■ Text ■
PSA for Marketers Using LinkedIn: A Handful of Tips
Inspired by seeing a half-successful content marketing effort on LinkedIn. I had made the same mistake in the past. Seeing someone else make it made me realize what I did wrong.
PSA for Marketing asking employees to reshare content: GIVE THEM OPTIONS!
Over the past few days I've seen 20 (and counting) employees from a moderately large software vendor share the exact same post from their profiles.
It's really good information; valuable decision-making content for this company's existing and potential customers based on rock-solid research.
On the one hand, congrats to their marketing team for getting employees to share this information.
At various stops in my career, I had a hard time getting the AUTHORs to share what they wrote! Much less anything they never touched and doesn't directly fluff their egos.
On the other hand . . . maybe a wee bit of variation? Give 6 folks one option, a half dozen a different one? Or give them the freedom to tweak the post and put their spin on it. Most of the employees sharing are involved in the actual doing of what the research covers. They probably have great insights to add.
Or give them a couple of different variations or different stats to use so there's some variation (and with different angles shared, might realize the angle you didn't think your potential customers would be interested in is the one they ARE interested in.)
And coach them not to share the link in the post, but in the comments. Just eyeballing some of the profiles, they've probably cut their potential reach by thousands if not hundreds of thousands of impressions.
10 Tips to Expand Your LinkedIn Visibility
Here’s what’s starting to work for me and a handful of company pages I manage.
Stop sharing just a link and the article title. It adds zero value for someone scrolling. Every once in a while, there will be a title that grabs attention, but most of these receive fewer than 10 impressions (essentially zero). LinkedIn restricts ANYTHING with a link.
Don't add links in a post. Add them in the comments. LinkedIn, like every other platform, wants to keep people on the site as long as possible. They gotta sell ads, after all!
Think of each post on LI as a mini-blog in and off itself. Add value in the post itself - a quick thought, 3 bullet points, or just embed a short blog as the LI post (you don't drive traffic to your website via LI today anyway).
Formatting - NO LONG BLOCKS OF TEXT. Ignore what your 3rd grade grammar teacher said. Paragraphs can be a single sentence. Or single word. Word. See? Don't have anything more than 3 lines in a LI post because most folks read on their phone. (FYI, this also applies to blogs and newsletters!) And try to avoid widows — that’s a lonely word at the end of a sentence as a single line. That’s different than using a single word sentence on it’s own line.
Comments extend reach. When someone reshares and tags you, comment on that post. Comments are signals of quality. Don't be lazy. Add value, not just "Agreed." Don't be boring and useless.
Bonus: works on every other social platform; past, present, and future.
Reply to comments on anything you post.
Tagging folks is a game of chance. If they respond, it amplifies your reach. They don't, LinkedIn takes that as a signal that you're spamming and constricts your reach. So if you DO tag someone, let them know in advance/send them the link when you publish so they can do their thing.
Sharing is caring, but it doesn't move the needle. Comments are more valuable. I’ll still share something I really like, but comments do seem to be most helpful here.

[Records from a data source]

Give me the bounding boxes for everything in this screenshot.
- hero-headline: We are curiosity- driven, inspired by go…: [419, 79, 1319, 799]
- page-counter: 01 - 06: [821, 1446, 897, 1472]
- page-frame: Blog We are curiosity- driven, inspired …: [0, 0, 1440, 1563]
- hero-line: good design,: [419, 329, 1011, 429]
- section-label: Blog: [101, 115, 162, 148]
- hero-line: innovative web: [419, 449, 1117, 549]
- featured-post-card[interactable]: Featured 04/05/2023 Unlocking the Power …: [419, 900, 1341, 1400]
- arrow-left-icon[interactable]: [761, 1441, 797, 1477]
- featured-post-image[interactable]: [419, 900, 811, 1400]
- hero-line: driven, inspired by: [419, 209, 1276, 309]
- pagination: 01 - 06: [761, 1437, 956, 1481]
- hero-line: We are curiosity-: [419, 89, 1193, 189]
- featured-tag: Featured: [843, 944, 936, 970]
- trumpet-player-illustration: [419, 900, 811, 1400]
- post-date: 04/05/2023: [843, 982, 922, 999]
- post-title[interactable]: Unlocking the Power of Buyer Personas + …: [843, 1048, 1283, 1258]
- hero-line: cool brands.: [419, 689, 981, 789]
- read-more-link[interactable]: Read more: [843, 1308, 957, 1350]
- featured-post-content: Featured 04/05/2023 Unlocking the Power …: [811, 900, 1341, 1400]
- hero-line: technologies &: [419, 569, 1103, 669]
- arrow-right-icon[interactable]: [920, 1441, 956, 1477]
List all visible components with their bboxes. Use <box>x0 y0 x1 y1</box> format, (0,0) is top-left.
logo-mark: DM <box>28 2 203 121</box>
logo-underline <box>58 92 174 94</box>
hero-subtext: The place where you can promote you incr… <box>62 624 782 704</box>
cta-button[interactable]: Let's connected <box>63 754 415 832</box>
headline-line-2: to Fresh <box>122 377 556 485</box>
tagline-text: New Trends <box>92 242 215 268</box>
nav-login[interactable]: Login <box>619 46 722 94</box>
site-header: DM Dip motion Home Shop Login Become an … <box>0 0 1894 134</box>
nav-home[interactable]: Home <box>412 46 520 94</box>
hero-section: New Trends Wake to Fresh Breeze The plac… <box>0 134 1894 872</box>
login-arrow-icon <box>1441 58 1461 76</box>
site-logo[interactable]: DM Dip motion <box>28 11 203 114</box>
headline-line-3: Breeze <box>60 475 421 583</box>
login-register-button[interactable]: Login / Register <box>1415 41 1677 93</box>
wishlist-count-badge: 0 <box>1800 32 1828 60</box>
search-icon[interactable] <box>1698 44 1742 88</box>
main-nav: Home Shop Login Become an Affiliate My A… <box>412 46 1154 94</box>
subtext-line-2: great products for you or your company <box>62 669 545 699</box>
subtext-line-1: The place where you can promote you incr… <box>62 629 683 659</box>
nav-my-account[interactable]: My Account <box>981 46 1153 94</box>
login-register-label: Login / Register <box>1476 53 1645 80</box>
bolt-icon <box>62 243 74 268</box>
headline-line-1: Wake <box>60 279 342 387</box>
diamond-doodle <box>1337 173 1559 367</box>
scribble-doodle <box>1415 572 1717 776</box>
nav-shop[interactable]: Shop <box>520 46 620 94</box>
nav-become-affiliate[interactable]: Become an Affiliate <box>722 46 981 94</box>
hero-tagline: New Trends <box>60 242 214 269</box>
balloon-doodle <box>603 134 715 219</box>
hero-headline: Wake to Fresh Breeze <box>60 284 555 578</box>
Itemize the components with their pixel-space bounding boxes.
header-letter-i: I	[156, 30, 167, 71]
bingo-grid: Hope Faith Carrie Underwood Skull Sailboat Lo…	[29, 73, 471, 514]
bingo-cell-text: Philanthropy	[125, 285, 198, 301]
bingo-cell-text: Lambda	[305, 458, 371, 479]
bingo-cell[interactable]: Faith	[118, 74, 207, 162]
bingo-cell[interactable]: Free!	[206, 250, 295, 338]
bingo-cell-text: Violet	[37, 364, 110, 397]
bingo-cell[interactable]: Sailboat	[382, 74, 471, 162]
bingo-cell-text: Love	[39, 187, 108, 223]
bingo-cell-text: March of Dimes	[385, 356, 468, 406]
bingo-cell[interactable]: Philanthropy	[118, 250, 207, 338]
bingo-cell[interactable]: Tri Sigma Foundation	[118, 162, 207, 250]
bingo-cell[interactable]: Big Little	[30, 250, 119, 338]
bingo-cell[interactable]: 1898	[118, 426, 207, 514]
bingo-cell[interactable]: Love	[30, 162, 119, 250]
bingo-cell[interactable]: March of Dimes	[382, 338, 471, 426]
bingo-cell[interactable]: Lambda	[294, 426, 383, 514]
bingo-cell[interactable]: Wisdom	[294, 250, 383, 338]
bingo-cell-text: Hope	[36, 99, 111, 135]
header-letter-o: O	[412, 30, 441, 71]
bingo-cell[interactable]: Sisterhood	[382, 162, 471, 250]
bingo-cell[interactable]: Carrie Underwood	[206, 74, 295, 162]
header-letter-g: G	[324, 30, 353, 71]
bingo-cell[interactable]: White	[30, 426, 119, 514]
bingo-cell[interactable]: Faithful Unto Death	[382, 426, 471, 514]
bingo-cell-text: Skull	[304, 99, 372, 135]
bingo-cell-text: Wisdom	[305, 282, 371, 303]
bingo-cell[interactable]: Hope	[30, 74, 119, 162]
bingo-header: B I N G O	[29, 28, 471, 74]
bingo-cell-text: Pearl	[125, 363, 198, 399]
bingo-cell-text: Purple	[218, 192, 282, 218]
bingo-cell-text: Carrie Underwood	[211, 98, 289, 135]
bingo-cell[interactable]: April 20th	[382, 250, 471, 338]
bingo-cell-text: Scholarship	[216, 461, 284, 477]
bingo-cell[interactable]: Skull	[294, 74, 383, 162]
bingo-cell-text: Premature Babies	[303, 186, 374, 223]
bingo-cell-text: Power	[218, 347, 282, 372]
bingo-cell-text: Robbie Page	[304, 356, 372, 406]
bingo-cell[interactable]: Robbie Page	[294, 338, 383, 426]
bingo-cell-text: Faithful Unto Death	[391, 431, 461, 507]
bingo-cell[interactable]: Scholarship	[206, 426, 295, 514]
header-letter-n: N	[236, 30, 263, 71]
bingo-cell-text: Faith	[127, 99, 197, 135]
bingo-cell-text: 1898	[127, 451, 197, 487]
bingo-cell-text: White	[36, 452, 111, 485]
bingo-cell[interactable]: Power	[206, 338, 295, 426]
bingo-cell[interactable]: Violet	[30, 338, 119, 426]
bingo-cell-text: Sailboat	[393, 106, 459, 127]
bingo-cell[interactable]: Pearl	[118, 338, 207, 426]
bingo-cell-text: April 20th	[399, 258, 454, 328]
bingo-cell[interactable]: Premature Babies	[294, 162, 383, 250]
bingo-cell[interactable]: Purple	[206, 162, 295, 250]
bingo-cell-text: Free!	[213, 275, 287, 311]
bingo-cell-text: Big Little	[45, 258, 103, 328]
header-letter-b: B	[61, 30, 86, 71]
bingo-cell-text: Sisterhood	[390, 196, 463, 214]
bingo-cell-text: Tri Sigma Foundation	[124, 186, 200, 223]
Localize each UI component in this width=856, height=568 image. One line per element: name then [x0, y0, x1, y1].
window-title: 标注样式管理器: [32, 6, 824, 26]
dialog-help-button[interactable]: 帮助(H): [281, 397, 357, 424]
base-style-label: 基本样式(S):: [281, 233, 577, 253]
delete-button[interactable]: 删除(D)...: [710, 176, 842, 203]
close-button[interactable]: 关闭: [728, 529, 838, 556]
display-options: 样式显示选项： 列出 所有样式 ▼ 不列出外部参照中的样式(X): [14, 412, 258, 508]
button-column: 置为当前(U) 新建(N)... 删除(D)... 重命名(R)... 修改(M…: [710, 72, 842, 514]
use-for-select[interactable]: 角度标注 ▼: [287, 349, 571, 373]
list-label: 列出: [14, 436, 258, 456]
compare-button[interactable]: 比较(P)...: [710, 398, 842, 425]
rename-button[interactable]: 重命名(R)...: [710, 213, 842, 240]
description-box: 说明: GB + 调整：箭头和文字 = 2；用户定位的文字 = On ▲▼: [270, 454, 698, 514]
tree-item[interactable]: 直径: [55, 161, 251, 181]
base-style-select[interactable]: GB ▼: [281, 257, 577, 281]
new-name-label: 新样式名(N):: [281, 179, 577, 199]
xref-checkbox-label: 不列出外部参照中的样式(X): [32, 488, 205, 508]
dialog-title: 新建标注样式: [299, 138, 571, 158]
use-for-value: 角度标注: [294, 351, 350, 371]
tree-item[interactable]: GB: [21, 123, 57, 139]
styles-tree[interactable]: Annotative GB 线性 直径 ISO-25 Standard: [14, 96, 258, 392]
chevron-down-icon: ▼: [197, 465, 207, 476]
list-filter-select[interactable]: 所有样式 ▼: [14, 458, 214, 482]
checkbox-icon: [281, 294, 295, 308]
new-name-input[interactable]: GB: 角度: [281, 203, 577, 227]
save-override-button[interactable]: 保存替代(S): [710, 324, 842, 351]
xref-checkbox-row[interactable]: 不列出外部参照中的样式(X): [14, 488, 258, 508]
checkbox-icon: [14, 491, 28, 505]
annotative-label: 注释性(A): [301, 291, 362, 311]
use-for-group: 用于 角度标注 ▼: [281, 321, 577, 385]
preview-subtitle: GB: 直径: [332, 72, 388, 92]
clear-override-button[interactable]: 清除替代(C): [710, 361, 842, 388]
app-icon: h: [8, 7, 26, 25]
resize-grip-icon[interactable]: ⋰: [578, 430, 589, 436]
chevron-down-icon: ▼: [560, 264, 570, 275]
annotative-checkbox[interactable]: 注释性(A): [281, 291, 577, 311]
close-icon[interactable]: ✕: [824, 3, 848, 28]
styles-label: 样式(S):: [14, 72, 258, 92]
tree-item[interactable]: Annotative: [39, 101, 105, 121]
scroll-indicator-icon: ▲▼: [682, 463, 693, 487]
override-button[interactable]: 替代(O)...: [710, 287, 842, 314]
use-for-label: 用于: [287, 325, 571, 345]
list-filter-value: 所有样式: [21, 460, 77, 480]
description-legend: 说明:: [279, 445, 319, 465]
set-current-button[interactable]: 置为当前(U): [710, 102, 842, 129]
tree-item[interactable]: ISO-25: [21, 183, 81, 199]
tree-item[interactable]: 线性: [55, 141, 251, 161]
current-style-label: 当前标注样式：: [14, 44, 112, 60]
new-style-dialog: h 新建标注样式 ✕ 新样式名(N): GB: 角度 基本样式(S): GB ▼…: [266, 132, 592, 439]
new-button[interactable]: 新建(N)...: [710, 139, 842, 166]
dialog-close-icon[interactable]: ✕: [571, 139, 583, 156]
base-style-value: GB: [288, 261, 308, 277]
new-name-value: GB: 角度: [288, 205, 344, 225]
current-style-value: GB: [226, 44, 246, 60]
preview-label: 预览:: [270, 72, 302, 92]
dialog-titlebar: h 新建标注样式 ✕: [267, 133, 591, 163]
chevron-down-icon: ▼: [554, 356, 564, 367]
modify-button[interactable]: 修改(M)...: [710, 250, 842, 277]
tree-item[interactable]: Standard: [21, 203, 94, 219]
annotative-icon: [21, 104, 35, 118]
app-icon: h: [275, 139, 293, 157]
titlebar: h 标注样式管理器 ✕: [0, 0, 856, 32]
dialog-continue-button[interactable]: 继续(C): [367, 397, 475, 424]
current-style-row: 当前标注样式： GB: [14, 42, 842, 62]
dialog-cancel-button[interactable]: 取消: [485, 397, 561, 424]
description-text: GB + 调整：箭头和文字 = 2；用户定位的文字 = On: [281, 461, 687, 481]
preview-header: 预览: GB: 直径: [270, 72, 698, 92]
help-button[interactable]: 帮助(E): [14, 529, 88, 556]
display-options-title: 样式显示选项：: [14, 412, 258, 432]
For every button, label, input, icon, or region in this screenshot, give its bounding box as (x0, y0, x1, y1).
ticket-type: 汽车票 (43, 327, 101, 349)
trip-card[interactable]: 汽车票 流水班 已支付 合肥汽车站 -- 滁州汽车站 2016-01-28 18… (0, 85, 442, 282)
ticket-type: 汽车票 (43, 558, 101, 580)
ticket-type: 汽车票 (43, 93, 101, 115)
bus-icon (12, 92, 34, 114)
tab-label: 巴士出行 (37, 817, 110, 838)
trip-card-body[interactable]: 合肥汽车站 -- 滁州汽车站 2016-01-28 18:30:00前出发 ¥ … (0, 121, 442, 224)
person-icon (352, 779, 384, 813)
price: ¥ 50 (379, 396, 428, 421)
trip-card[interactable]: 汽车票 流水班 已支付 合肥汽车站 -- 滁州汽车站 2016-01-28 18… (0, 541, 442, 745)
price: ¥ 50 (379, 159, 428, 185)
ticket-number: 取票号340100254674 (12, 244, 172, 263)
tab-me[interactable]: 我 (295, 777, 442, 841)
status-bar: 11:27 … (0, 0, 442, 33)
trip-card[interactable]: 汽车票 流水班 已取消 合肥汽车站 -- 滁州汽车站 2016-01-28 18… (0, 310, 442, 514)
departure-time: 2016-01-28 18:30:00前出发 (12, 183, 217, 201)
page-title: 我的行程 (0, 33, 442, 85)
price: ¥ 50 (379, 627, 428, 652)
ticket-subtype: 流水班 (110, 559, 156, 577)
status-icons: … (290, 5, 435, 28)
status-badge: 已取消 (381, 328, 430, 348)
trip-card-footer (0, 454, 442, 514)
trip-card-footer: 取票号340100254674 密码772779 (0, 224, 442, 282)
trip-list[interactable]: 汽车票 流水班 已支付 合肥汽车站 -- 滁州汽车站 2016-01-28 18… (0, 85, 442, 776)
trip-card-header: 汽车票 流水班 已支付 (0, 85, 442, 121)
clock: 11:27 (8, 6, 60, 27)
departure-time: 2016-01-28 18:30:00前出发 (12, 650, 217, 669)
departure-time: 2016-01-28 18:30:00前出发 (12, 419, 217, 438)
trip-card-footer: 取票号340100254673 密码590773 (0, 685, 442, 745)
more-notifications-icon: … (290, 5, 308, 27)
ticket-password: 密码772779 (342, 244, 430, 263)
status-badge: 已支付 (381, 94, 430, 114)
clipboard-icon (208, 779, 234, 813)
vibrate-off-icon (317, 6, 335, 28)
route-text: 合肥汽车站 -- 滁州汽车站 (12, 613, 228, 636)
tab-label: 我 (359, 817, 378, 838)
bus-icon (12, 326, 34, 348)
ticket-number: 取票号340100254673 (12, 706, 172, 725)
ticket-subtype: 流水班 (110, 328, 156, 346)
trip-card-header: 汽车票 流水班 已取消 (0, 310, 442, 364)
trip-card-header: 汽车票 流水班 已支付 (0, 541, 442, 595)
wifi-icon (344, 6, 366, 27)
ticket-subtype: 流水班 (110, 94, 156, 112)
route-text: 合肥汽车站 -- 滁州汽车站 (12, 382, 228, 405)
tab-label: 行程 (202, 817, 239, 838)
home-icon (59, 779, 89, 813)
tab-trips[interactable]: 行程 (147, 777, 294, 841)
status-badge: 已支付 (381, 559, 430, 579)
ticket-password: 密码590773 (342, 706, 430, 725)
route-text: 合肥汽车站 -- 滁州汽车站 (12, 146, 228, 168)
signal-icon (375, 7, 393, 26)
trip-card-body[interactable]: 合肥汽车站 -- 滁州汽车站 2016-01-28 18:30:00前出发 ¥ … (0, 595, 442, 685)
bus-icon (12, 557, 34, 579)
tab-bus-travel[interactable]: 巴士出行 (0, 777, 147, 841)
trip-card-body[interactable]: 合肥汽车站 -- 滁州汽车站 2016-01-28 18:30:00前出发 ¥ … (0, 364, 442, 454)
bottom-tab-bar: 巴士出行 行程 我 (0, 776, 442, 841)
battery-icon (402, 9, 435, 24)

■ Tasks to carry out ■
A: In the LinkedIn tips text, condense the paragraph that begins "Tagging folks is a game of chance" into a shorter version that keeps its main points.
B: From the LinkedIn tips text, copy word for word the passage that starts at "PSA for Marketers" and ends after "share this information.".

■ Answers to the exercise ■
A: Tagging people is a gamble. If they respond, your reach grows. If they don't, LinkedIn reads it as spamming and limits your reach. So if you tag someone, let them know beforehand or send them the link when you publish.

B:
PSA for Marketers Using LinkedIn: A Handful of Tips
Inspired by seeing a half-successful content marketing effort on LinkedIn. I had made the same mistake in the past. Seeing someone else make it made me realize what I did wrong.
PSA for Marketing asking employees to reshare content: GIVE THEM OPTIONS!
Over the past few days I've seen 20 (and counting) employees from a moderately large software vendor share the exact same post from their profiles.
It's really good information; valuable decision-making content for this company's existing and potential customers based on rock-solid research.
On the one hand, congrats to their marketing team for getting employees to share this information.